#### What is being asked
Check each line of the listing below for the string "библиотеках", and give only how many lines hold it.
═════ Record excerpts
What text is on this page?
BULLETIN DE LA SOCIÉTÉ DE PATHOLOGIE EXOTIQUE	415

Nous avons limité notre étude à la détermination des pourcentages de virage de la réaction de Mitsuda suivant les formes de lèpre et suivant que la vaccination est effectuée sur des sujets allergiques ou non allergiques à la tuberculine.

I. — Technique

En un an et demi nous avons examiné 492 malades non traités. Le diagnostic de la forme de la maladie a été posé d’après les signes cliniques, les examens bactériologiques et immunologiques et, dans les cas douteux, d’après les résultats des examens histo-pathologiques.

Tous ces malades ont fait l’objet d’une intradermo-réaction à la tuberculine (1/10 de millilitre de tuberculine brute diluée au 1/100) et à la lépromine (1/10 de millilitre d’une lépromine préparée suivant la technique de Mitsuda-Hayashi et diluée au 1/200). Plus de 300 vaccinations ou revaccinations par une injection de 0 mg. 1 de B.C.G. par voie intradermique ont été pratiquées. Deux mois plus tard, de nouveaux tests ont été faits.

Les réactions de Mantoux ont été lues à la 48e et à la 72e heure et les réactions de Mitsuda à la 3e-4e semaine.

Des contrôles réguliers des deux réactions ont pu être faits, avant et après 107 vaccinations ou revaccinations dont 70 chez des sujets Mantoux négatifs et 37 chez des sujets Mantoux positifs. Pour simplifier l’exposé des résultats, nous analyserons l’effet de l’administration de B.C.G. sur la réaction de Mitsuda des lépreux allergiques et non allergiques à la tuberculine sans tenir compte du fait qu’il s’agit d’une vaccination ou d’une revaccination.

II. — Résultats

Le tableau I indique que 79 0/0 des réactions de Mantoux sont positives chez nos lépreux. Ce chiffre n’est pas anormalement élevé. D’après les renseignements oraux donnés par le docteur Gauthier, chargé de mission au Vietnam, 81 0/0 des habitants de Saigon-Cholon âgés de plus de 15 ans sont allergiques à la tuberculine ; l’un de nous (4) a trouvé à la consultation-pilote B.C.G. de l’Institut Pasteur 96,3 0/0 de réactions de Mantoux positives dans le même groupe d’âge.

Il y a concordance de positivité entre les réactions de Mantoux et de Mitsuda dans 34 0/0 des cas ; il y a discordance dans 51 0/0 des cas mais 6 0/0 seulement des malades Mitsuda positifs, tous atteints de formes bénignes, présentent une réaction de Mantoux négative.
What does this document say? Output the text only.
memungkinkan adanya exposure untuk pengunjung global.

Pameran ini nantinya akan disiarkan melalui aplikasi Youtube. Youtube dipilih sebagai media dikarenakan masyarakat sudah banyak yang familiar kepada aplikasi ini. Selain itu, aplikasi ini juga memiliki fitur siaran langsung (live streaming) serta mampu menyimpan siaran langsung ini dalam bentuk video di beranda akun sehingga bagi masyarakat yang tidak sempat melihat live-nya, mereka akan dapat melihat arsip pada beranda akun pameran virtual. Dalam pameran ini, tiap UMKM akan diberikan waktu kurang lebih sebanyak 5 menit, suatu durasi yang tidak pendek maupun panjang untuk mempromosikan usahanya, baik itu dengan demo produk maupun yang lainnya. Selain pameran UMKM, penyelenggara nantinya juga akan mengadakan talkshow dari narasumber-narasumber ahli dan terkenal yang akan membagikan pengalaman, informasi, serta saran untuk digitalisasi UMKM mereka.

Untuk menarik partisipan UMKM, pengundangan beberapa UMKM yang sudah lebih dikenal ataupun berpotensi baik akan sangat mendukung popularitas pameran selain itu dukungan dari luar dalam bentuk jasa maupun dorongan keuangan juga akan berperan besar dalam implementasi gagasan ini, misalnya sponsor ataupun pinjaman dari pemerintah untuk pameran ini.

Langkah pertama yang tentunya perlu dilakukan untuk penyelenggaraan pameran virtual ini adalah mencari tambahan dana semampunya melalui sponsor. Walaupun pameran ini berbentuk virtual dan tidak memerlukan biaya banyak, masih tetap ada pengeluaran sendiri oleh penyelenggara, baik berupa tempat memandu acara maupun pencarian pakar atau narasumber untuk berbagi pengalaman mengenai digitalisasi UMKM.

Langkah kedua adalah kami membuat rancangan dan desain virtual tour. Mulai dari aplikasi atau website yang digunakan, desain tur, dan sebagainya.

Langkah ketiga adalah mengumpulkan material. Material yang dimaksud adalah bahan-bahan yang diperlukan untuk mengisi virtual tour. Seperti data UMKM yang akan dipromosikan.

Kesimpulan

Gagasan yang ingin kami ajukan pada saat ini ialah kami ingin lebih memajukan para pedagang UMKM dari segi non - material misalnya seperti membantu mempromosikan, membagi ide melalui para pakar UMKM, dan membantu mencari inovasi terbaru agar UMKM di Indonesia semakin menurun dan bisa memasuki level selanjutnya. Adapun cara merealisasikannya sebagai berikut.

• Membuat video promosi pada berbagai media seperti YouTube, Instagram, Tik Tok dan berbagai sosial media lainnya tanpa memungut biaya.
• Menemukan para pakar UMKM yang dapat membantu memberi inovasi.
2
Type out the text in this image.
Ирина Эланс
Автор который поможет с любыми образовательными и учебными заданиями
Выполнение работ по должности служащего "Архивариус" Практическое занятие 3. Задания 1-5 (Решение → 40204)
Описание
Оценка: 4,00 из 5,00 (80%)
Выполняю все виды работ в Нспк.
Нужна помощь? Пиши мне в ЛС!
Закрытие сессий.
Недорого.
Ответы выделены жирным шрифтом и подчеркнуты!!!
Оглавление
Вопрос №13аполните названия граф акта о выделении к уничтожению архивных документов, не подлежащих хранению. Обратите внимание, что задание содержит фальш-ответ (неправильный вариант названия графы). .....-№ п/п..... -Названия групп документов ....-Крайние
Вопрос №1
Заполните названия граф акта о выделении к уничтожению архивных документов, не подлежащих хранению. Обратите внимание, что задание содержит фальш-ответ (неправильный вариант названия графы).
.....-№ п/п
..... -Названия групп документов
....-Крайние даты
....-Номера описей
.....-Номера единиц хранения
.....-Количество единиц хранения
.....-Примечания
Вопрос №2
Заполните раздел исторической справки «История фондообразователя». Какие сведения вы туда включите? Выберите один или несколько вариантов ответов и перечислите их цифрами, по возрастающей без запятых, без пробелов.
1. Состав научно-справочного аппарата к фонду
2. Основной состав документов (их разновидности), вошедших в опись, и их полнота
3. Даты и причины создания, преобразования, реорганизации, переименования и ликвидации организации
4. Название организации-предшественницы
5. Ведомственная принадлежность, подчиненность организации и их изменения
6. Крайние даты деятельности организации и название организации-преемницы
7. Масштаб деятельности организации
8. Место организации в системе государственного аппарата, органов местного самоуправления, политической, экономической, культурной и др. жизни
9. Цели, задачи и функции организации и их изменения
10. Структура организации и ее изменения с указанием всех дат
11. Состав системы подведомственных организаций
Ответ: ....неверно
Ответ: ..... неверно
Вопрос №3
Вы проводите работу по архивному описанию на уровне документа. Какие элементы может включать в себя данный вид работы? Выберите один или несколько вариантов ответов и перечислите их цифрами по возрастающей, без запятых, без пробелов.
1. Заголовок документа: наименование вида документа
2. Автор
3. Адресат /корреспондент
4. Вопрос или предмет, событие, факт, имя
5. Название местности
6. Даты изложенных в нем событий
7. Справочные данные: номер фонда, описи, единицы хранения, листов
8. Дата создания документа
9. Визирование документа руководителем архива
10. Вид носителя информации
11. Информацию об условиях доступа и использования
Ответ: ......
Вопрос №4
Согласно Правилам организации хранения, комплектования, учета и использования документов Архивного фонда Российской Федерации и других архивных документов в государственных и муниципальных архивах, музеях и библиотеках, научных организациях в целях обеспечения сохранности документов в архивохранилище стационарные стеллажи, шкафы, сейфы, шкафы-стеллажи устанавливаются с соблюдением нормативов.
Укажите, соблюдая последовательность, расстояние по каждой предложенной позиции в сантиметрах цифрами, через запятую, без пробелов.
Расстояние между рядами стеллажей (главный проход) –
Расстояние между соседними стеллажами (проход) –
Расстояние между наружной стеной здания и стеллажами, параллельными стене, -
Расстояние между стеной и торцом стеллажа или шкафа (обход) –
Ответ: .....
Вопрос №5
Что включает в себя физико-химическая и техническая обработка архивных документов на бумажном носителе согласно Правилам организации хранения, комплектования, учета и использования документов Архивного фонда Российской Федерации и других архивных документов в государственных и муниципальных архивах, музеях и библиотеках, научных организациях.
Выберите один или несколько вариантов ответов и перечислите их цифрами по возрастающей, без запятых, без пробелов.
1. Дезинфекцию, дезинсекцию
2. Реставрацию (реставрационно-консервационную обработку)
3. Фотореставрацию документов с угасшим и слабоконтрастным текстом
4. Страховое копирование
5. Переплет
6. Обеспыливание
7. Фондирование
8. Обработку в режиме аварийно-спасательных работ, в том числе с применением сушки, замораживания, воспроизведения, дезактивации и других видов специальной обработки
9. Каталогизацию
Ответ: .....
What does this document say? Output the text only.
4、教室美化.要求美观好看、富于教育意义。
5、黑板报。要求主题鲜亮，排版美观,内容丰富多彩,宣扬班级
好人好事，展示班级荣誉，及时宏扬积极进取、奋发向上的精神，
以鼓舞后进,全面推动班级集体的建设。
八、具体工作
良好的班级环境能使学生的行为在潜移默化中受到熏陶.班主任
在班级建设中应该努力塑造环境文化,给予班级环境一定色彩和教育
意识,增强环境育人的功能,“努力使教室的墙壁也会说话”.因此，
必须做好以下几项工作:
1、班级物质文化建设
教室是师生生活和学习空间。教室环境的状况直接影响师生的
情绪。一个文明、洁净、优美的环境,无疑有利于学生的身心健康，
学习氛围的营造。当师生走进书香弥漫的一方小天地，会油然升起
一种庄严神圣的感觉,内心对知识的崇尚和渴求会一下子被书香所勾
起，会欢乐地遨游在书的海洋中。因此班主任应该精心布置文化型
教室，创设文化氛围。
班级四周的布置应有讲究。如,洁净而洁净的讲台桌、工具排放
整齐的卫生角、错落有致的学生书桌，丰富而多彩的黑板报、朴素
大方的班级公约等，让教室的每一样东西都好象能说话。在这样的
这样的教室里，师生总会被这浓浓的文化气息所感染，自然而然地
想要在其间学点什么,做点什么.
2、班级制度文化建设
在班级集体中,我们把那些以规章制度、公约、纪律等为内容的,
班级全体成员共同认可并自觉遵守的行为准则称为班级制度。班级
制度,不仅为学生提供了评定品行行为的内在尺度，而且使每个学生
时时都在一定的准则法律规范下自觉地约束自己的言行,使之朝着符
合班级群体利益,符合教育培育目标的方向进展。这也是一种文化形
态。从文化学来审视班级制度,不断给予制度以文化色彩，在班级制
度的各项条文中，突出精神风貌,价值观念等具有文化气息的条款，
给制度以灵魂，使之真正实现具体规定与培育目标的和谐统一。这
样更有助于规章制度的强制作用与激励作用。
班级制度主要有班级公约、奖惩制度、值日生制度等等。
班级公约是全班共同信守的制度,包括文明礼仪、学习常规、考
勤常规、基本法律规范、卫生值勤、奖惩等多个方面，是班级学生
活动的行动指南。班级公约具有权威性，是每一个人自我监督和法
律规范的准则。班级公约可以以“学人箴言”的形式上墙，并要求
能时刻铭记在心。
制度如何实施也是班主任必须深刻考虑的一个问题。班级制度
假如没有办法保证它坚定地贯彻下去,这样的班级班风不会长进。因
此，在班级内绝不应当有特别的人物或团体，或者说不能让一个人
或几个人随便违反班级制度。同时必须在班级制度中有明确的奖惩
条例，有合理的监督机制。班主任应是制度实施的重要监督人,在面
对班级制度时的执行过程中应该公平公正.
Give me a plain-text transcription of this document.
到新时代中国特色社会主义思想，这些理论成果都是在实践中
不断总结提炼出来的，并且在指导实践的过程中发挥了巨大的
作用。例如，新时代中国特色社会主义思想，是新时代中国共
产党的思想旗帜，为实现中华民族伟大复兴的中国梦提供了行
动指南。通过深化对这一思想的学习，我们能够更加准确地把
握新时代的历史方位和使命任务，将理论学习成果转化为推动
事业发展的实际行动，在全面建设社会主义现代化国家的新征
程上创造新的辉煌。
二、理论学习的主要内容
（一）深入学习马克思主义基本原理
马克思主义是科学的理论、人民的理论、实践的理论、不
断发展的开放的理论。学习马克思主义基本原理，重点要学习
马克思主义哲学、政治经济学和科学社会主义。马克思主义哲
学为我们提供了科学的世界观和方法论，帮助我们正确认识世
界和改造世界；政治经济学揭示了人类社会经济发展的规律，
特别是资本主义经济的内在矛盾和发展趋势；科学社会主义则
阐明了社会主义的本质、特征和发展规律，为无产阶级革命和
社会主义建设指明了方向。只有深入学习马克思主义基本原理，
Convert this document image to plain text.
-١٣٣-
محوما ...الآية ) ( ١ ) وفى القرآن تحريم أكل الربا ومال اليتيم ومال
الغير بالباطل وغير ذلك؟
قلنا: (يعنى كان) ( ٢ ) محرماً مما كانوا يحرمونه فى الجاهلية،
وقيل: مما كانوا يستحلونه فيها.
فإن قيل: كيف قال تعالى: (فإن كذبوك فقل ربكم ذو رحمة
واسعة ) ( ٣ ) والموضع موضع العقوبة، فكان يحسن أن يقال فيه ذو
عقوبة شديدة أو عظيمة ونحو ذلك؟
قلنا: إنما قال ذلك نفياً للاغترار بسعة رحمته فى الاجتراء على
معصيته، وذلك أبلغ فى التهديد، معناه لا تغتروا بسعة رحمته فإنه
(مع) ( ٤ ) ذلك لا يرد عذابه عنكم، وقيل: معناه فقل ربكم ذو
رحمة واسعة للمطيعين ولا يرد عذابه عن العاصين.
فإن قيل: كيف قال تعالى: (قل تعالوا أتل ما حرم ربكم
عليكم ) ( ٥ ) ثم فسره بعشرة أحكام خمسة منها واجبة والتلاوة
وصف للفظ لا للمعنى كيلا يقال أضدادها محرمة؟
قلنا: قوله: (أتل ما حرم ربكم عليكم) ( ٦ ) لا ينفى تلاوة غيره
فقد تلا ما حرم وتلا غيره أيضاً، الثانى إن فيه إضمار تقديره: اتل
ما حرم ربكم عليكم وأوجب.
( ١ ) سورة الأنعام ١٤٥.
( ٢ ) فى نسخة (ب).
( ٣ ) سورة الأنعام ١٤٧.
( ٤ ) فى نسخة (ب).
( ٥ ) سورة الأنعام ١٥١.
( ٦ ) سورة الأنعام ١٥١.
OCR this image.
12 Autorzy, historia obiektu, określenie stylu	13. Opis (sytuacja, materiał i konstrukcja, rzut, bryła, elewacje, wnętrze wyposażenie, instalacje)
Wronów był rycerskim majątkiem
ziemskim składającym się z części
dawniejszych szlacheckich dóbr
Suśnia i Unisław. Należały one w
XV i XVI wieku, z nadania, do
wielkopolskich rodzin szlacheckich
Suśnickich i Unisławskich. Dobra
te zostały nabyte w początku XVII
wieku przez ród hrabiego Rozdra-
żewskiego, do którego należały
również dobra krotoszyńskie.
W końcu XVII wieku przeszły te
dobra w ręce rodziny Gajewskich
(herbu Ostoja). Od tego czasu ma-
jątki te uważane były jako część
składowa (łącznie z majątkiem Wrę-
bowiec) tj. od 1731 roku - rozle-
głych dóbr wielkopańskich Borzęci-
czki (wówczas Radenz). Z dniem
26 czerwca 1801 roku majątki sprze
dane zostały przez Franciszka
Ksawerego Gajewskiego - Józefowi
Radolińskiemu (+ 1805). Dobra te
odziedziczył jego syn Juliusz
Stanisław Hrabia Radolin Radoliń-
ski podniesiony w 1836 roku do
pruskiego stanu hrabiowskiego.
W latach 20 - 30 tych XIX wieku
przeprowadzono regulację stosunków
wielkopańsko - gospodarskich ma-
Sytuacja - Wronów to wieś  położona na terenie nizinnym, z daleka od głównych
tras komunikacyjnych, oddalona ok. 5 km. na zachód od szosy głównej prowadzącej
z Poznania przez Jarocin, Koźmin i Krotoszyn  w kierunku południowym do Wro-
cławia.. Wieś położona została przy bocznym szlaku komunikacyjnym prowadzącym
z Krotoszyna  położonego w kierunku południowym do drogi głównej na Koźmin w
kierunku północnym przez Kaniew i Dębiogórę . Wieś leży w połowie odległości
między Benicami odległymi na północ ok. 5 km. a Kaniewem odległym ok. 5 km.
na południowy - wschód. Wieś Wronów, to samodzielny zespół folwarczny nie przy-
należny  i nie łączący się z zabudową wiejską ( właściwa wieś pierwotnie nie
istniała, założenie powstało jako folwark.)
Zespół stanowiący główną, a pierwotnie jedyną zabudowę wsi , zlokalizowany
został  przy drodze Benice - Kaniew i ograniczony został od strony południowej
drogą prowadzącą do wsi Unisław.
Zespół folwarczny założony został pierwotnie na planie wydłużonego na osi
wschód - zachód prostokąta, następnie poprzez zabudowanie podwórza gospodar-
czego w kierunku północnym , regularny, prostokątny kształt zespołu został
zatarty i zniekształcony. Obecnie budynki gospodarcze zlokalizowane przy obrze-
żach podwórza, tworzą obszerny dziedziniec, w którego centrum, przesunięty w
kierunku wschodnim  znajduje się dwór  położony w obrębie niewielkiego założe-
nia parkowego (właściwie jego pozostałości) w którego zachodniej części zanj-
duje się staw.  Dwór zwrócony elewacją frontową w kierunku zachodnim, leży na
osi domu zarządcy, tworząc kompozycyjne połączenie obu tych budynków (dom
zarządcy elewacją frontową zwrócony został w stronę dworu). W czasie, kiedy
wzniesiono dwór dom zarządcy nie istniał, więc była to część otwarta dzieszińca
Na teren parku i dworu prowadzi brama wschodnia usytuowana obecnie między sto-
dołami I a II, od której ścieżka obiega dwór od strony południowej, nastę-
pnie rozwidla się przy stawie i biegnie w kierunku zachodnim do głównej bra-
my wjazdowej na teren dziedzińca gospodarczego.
══════════
#### Answer for the task
2